[Records provided — start]

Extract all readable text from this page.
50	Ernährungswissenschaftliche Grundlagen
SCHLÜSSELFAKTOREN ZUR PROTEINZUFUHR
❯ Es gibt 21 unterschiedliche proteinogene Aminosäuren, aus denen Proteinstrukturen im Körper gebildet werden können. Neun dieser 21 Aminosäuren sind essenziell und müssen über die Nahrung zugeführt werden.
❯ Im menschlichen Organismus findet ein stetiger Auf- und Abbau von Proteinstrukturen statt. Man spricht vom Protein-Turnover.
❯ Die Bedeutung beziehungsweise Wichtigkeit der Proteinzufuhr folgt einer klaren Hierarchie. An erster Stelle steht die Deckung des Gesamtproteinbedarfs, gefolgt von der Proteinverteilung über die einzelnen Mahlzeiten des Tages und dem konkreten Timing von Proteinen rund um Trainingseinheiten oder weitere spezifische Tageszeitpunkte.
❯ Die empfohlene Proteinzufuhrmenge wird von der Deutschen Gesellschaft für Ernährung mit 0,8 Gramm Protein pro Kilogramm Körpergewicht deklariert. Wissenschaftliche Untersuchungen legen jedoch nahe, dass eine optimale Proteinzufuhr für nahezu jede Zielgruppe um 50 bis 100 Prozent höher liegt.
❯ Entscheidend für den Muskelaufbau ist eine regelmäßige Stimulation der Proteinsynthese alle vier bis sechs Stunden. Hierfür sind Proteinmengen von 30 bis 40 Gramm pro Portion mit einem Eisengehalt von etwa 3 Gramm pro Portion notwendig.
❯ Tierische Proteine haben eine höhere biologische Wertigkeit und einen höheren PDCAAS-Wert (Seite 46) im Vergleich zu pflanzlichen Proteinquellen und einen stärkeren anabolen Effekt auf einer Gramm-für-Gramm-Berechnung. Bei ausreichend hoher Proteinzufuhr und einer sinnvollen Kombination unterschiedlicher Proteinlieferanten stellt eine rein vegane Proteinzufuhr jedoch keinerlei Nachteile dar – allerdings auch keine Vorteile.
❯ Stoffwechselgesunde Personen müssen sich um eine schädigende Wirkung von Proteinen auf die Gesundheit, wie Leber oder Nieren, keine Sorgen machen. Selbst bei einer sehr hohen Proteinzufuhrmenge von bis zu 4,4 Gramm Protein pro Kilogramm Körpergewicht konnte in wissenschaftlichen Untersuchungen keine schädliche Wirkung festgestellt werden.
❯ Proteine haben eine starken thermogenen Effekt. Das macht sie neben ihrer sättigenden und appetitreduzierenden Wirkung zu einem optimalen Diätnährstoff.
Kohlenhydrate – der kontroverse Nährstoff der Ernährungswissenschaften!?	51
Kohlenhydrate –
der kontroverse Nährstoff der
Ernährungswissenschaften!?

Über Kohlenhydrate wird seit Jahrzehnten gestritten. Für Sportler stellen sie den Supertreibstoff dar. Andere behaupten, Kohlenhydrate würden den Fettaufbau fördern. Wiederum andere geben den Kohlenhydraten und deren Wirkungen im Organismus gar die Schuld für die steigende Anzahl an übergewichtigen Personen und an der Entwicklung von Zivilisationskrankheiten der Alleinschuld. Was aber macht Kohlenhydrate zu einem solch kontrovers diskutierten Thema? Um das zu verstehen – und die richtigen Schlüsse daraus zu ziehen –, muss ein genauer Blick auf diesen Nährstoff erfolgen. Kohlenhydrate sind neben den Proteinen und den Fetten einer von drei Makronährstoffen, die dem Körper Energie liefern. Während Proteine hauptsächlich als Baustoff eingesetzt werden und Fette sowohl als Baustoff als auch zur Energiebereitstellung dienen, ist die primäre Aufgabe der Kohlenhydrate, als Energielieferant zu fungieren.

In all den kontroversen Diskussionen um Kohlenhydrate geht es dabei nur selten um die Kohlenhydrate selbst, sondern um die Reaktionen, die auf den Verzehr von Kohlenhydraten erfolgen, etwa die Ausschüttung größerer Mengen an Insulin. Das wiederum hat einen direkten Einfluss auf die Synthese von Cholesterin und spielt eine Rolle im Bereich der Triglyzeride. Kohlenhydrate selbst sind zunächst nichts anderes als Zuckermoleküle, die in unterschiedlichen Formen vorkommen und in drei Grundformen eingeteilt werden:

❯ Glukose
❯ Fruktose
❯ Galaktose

[Records provided — finish]

Aim of the exercise → Would you return all of the data exactly as given?

Result for this exercise →
Extract all readable text from this page.
50	Ernährungswissenschaftliche Grundlagen
SCHLÜSSELFAKTOREN ZUR PROTEINZUFUHR
❯ Es gibt 21 unterschiedliche proteinogene Aminosäuren, aus denen Proteinstrukturen im Körper gebildet werden können. Neun dieser 21 Aminosäuren sind essenziell und müssen über die Nahrung zugeführt werden.
❯ Im menschlichen Organismus findet ein stetiger Auf- und Abbau von Proteinstrukturen statt. Man spricht vom Protein-Turnover.
❯ Die Bedeutung beziehungsweise Wichtigkeit der Proteinzufuhr folgt einer klaren Hierarchie. An erster Stelle steht die Deckung des Gesamtproteinbedarfs, gefolgt von der Proteinverteilung über die einzelnen Mahlzeiten des Tages und dem konkreten Timing von Proteinen rund um Trainingseinheiten oder weitere spezifische Tageszeitpunkte.
❯ Die empfohlene Proteinzufuhrmenge wird von der Deutschen Gesellschaft für Ernährung mit 0,8 Gramm Protein pro Kilogramm Körpergewicht deklariert. Wissenschaftliche Untersuchungen legen jedoch nahe, dass eine optimale Proteinzufuhr für nahezu jede Zielgruppe um 50 bis 100 Prozent höher liegt.
❯ Entscheidend für den Muskelaufbau ist eine regelmäßige Stimulation der Proteinsynthese alle vier bis sechs Stunden. Hierfür sind Proteinmengen von 30 bis 40 Gramm pro Portion mit einem Eisengehalt von etwa 3 Gramm pro Portion notwendig.
❯ Tierische Proteine haben eine höhere biologische Wertigkeit und einen höheren PDCAAS-Wert (Seite 46) im Vergleich zu pflanzlichen Proteinquellen und einen stärkeren anabolen Effekt auf einer Gramm-für-Gramm-Berechnung. Bei ausreichend hoher Proteinzufuhr und einer sinnvollen Kombination unterschiedlicher Proteinlieferanten stellt eine rein vegane Proteinzufuhr jedoch keinerlei Nachteile dar – allerdings auch keine Vorteile.
❯ Stoffwechselgesunde Personen müssen sich um eine schädigende Wirkung von Proteinen auf die Gesundheit, wie Leber oder Nieren, keine Sorgen machen. Selbst bei einer sehr hohen Proteinzufuhrmenge von bis zu 4,4 Gramm Protein pro Kilogramm Körpergewicht konnte in wissenschaftlichen Untersuchungen keine schädliche Wirkung festgestellt werden.
❯ Proteine haben eine starken thermogenen Effekt. Das macht sie neben ihrer sättigenden und appetitreduzierenden Wirkung zu einem optimalen Diätnährstoff.
Kohlenhydrate – der kontroverse Nährstoff der Ernährungswissenschaften!?	51
Kohlenhydrate –
der kontroverse Nährstoff der
Ernährungswissenschaften!?

Über Kohlenhydrate wird seit Jahrzehnten gestritten. Für Sportler stellen sie den Supertreibstoff dar. Andere behaupten, Kohlenhydrate würden den Fettaufbau fördern. Wiederum andere geben den Kohlenhydraten und deren Wirkungen im Organismus gar die Schuld für die steigende Anzahl an übergewichtigen Personen und an der Entwicklung von Zivilisationskrankheiten der Alleinschuld. Was aber macht Kohlenhydrate zu einem solch kontrovers diskutierten Thema? Um das zu verstehen – und die richtigen Schlüsse daraus zu ziehen –, muss ein genauer Blick auf diesen Nährstoff erfolgen. Kohlenhydrate sind neben den Proteinen und den Fetten einer von drei Makronährstoffen, die dem Körper Energie liefern. Während Proteine hauptsächlich als Baustoff eingesetzt werden und Fette sowohl als Baustoff als auch zur Energiebereitstellung dienen, ist die primäre Aufgabe der Kohlenhydrate, als Energielieferant zu fungieren.

In all den kontroversen Diskussionen um Kohlenhydrate geht es dabei nur selten um die Kohlenhydrate selbst, sondern um die Reaktionen, die auf den Verzehr von Kohlenhydraten erfolgen, etwa die Ausschüttung größerer Mengen an Insulin. Das wiederum hat einen direkten Einfluss auf die Synthese von Cholesterin und spielt eine Rolle im Bereich der Triglyzeride. Kohlenhydrate selbst sind zunächst nichts anderes als Zuckermoleküle, die in unterschiedlichen Formen vorkommen und in drei Grundformen eingeteilt werden:

❯ Glukose
❯ Fruktose
❯ Galaktose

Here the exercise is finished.